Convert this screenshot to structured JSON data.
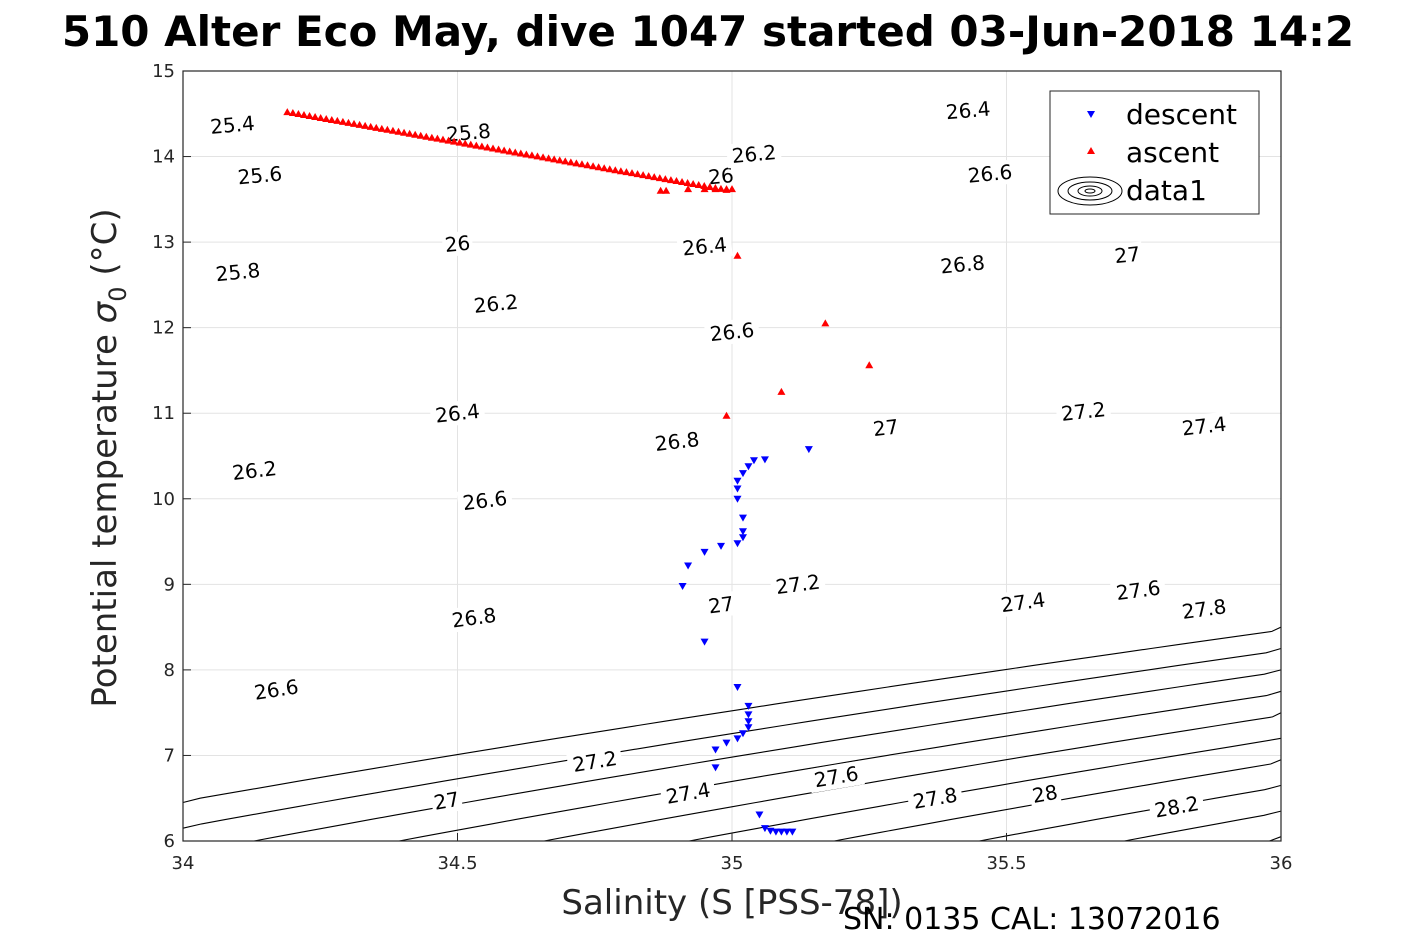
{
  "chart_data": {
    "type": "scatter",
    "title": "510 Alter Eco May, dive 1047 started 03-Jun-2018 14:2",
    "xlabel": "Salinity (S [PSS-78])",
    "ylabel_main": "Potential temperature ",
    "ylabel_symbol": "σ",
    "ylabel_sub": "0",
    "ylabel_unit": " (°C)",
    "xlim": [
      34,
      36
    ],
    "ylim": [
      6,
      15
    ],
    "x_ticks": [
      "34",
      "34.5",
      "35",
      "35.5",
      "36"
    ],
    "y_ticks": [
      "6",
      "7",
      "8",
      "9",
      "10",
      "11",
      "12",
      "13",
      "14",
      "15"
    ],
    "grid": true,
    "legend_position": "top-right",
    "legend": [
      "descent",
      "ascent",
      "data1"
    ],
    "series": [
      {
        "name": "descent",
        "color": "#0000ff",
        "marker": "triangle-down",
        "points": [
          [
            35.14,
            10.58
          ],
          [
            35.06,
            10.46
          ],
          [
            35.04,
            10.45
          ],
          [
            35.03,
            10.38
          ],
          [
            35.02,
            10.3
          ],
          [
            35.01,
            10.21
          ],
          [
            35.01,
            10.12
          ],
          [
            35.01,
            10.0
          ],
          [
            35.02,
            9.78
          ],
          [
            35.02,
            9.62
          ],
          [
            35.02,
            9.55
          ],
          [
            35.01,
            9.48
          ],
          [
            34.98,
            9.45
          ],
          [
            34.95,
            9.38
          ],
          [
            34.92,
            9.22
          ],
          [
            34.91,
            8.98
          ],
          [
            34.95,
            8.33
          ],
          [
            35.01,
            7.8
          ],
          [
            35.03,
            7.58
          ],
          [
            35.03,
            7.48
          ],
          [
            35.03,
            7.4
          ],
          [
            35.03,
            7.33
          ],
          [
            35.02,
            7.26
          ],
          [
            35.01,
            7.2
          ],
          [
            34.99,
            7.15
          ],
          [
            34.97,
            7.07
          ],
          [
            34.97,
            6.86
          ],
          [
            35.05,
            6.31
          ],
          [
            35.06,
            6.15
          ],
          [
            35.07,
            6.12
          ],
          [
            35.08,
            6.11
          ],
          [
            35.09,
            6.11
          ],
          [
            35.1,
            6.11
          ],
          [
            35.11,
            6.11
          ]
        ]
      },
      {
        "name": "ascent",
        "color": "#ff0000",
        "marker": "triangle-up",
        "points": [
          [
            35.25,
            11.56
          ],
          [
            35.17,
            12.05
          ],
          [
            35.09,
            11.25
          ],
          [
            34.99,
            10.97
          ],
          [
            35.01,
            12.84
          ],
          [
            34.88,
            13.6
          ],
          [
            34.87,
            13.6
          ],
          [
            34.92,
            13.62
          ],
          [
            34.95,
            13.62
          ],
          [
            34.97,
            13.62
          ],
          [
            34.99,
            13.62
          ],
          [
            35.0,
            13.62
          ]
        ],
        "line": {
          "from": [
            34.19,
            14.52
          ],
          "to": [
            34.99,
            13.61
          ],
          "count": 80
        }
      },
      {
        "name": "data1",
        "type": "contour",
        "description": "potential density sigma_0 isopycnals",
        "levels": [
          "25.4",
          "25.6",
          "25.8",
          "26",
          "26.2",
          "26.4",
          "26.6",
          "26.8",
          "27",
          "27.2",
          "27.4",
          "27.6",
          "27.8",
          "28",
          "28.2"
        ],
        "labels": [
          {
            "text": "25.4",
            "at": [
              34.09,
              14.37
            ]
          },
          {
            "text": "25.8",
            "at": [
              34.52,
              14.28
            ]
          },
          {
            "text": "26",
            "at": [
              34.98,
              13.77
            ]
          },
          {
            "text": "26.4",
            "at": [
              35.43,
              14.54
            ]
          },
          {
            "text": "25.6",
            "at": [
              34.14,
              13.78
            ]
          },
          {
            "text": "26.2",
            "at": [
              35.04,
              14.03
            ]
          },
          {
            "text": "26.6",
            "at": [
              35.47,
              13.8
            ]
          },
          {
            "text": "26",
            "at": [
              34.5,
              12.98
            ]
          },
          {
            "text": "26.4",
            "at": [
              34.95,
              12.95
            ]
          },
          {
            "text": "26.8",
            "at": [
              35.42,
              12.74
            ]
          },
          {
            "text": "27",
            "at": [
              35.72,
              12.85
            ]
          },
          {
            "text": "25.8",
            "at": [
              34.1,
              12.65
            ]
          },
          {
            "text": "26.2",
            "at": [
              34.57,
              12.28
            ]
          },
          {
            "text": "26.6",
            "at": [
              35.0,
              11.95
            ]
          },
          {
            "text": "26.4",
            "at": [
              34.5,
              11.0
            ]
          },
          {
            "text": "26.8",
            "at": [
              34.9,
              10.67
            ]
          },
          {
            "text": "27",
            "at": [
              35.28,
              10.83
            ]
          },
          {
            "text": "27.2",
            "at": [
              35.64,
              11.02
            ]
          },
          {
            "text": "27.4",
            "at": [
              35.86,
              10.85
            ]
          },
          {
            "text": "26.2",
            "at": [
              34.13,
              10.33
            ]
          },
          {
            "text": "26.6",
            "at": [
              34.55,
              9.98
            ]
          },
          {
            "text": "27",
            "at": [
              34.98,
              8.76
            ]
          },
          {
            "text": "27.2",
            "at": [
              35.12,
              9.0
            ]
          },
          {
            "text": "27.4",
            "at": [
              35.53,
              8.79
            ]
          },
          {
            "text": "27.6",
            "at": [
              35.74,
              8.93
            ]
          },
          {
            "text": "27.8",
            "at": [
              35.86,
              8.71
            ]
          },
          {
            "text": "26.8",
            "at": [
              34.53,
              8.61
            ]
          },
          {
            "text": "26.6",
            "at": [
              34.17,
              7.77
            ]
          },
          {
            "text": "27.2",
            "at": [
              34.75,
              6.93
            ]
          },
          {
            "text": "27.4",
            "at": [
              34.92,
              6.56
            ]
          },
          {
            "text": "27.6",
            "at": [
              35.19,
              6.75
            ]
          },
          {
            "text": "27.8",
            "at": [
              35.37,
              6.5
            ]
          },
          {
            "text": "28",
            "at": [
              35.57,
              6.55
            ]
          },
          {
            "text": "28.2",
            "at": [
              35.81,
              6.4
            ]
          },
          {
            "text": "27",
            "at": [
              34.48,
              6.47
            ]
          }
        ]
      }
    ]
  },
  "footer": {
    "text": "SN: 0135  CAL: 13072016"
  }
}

****************

◆ TASK OBJECTIVE
Within the data above, pick out all lines holding the word "triangle".

◆ COMPLETED EXERCISE
        "marker": "triangle-down",
        "marker": "triangle-up",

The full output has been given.